◆ JOB
Pictures do not belong in the copy; transcribe everything else in the records exactly.

--- START RECORDS FOR THE TASK ---

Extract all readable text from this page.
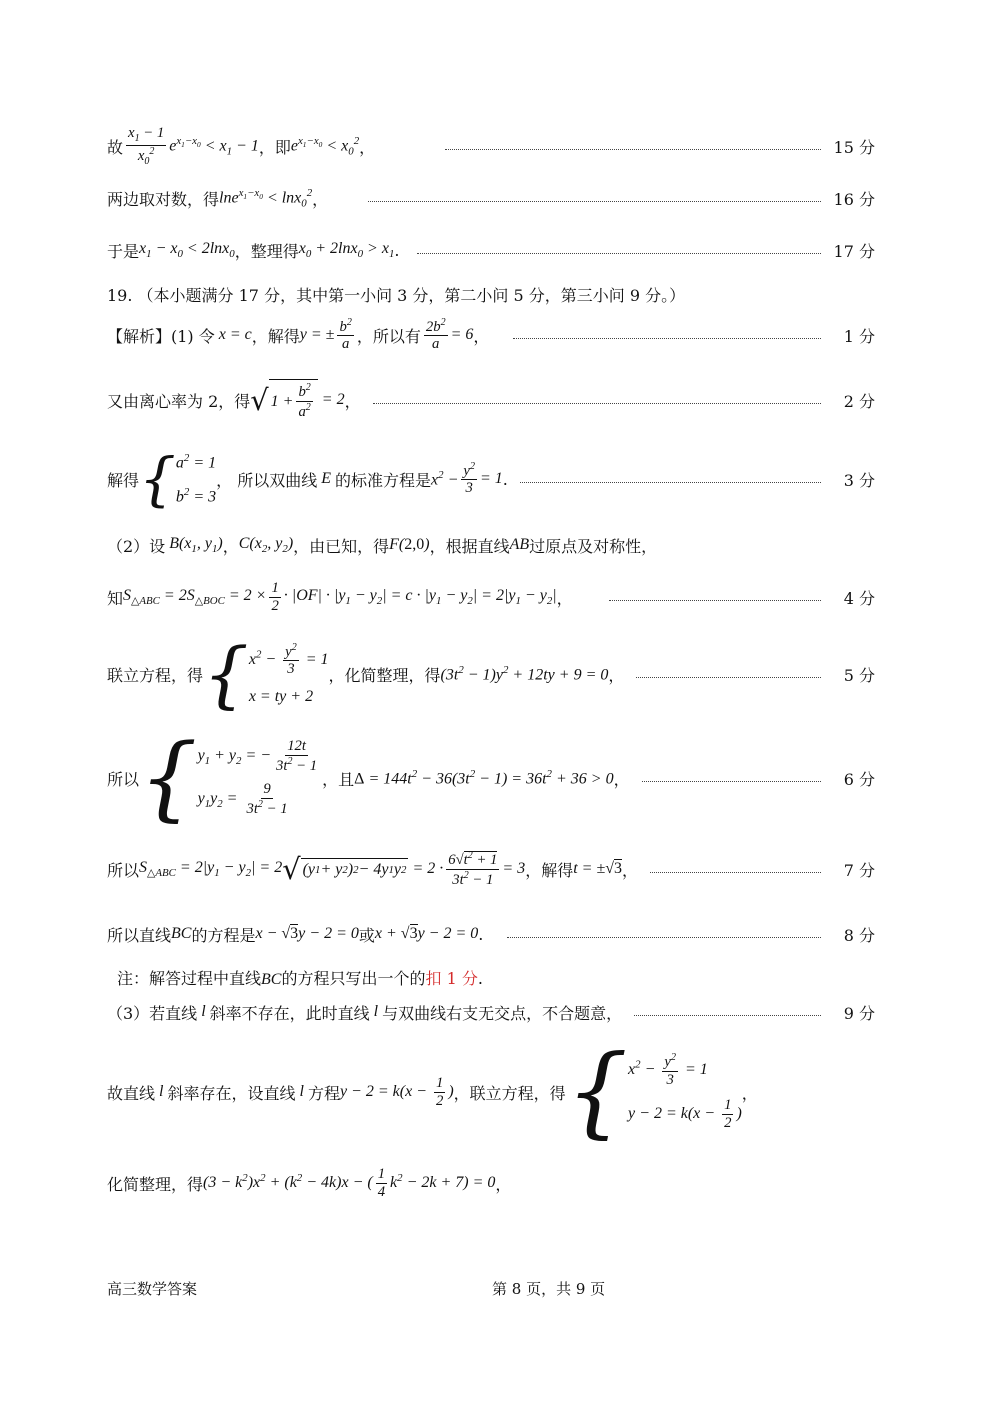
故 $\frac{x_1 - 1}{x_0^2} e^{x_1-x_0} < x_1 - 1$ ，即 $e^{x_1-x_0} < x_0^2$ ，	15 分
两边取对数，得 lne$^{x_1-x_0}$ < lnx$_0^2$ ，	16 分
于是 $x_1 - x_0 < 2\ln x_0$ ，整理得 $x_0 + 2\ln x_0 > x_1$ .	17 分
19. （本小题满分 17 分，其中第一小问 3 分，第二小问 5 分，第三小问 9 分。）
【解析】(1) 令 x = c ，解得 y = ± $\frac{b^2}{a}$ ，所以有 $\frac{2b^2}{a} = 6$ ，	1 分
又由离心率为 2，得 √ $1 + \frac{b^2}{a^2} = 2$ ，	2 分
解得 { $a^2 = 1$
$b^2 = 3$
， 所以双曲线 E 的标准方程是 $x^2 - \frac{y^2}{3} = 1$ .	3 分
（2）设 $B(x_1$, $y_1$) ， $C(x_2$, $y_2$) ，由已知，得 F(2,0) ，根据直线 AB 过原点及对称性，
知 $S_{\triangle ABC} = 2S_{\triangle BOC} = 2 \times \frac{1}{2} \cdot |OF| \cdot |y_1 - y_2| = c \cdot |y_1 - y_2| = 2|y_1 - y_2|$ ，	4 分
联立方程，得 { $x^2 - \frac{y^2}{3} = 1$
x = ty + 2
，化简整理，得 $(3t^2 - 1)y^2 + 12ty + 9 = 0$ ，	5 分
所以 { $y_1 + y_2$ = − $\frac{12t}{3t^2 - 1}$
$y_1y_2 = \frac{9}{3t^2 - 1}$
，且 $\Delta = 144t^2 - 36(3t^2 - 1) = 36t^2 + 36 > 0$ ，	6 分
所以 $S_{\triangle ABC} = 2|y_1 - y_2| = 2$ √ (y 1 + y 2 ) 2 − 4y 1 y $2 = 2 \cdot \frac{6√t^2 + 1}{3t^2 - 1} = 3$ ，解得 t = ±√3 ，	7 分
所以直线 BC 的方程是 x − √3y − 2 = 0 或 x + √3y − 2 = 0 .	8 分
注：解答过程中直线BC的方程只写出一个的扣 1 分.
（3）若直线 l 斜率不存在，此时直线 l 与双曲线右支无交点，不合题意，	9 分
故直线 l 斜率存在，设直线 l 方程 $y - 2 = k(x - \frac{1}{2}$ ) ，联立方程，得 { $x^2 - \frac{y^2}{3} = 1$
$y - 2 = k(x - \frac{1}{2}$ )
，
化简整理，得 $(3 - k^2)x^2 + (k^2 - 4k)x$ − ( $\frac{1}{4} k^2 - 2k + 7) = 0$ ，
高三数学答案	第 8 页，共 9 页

--- END RECORDS FOR THE TASK ---

◆ FINAL ANSWER
Extract all readable text from this page.
故 $\frac{x_1 - 1}{x_0^2} e^{x_1-x_0} < x_1 - 1$ ，即 $e^{x_1-x_0} < x_0^2$ ，	15 分
两边取对数，得 lne$^{x_1-x_0}$ < lnx$_0^2$ ，	16 分
于是 $x_1 - x_0 < 2\ln x_0$ ，整理得 $x_0 + 2\ln x_0 > x_1$ .	17 分
19. （本小题满分 17 分，其中第一小问 3 分，第二小问 5 分，第三小问 9 分。）
【解析】(1) 令 x = c ，解得 y = ± $\frac{b^2}{a}$ ，所以有 $\frac{2b^2}{a} = 6$ ，	1 分
又由离心率为 2，得 √ $1 + \frac{b^2}{a^2} = 2$ ，	2 分
解得 { $a^2 = 1$
$b^2 = 3$
， 所以双曲线 E 的标准方程是 $x^2 - \frac{y^2}{3} = 1$ .	3 分
（2）设 $B(x_1$, $y_1$) ， $C(x_2$, $y_2$) ，由已知，得 F(2,0) ，根据直线 AB 过原点及对称性，
知 $S_{\triangle ABC} = 2S_{\triangle BOC} = 2 \times \frac{1}{2} \cdot |OF| \cdot |y_1 - y_2| = c \cdot |y_1 - y_2| = 2|y_1 - y_2|$ ，	4 分
联立方程，得 { $x^2 - \frac{y^2}{3} = 1$
x = ty + 2
，化简整理，得 $(3t^2 - 1)y^2 + 12ty + 9 = 0$ ，	5 分
所以 { $y_1 + y_2$ = − $\frac{12t}{3t^2 - 1}$
$y_1y_2 = \frac{9}{3t^2 - 1}$
，且 $\Delta = 144t^2 - 36(3t^2 - 1) = 36t^2 + 36 > 0$ ，	6 分
所以 $S_{\triangle ABC} = 2|y_1 - y_2| = 2$ √ (y 1 + y 2 ) 2 − 4y 1 y $2 = 2 \cdot \frac{6√t^2 + 1}{3t^2 - 1} = 3$ ，解得 t = ±√3 ，	7 分
所以直线 BC 的方程是 x − √3y − 2 = 0 或 x + √3y − 2 = 0 .	8 分
注：解答过程中直线BC的方程只写出一个的扣 1 分.
（3）若直线 l 斜率不存在，此时直线 l 与双曲线右支无交点，不合题意，	9 分
故直线 l 斜率存在，设直线 l 方程 $y - 2 = k(x - \frac{1}{2}$ ) ，联立方程，得 { $x^2 - \frac{y^2}{3} = 1$
$y - 2 = k(x - \frac{1}{2}$ )
，
化简整理，得 $(3 - k^2)x^2 + (k^2 - 4k)x$ − ( $\frac{1}{4} k^2 - 2k + 7) = 0$ ，
高三数学答案	第 8 页，共 9 页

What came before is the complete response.